◆ **Supplied material**:
───
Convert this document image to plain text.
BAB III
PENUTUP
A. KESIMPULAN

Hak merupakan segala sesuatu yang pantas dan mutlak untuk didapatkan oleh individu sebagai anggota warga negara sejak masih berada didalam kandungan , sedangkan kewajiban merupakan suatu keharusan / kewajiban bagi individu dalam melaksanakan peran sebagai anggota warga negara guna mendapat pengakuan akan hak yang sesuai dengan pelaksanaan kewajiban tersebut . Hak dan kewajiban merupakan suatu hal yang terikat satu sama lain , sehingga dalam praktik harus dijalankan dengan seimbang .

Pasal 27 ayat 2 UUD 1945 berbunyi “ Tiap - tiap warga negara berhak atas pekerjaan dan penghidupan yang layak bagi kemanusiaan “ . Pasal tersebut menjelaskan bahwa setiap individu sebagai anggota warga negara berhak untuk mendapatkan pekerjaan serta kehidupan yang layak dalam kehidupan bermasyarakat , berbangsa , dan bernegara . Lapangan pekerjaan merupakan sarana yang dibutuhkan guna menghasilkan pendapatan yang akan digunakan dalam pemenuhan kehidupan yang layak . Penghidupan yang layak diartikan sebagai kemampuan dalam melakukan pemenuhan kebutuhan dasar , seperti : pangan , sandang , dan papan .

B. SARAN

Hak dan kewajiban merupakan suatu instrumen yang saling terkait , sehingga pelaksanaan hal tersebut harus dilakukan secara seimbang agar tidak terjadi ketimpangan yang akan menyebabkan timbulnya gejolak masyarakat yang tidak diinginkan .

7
───
◆ **Written problem**:
The listing above should be transcribed in full, exactly as written.

◆ **Output below**:
Convert this document image to plain text.
BAB III
PENUTUP
A. KESIMPULAN

Hak merupakan segala sesuatu yang pantas dan mutlak untuk didapatkan oleh individu sebagai anggota warga negara sejak masih berada didalam kandungan , sedangkan kewajiban merupakan suatu keharusan / kewajiban bagi individu dalam melaksanakan peran sebagai anggota warga negara guna mendapat pengakuan akan hak yang sesuai dengan pelaksanaan kewajiban tersebut . Hak dan kewajiban merupakan suatu hal yang terikat satu sama lain , sehingga dalam praktik harus dijalankan dengan seimbang .

Pasal 27 ayat 2 UUD 1945 berbunyi “ Tiap - tiap warga negara berhak atas pekerjaan dan penghidupan yang layak bagi kemanusiaan “ . Pasal tersebut menjelaskan bahwa setiap individu sebagai anggota warga negara berhak untuk mendapatkan pekerjaan serta kehidupan yang layak dalam kehidupan bermasyarakat , berbangsa , dan bernegara . Lapangan pekerjaan merupakan sarana yang dibutuhkan guna menghasilkan pendapatan yang akan digunakan dalam pemenuhan kehidupan yang layak . Penghidupan yang layak diartikan sebagai kemampuan dalam melakukan pemenuhan kebutuhan dasar , seperti : pangan , sandang , dan papan .

B. SARAN

Hak dan kewajiban merupakan suatu instrumen yang saling terkait , sehingga pelaksanaan hal tersebut harus dilakukan secara seimbang agar tidak terjadi ketimpangan yang akan menyebabkan timbulnya gejolak masyarakat yang tidak diinginkan .

7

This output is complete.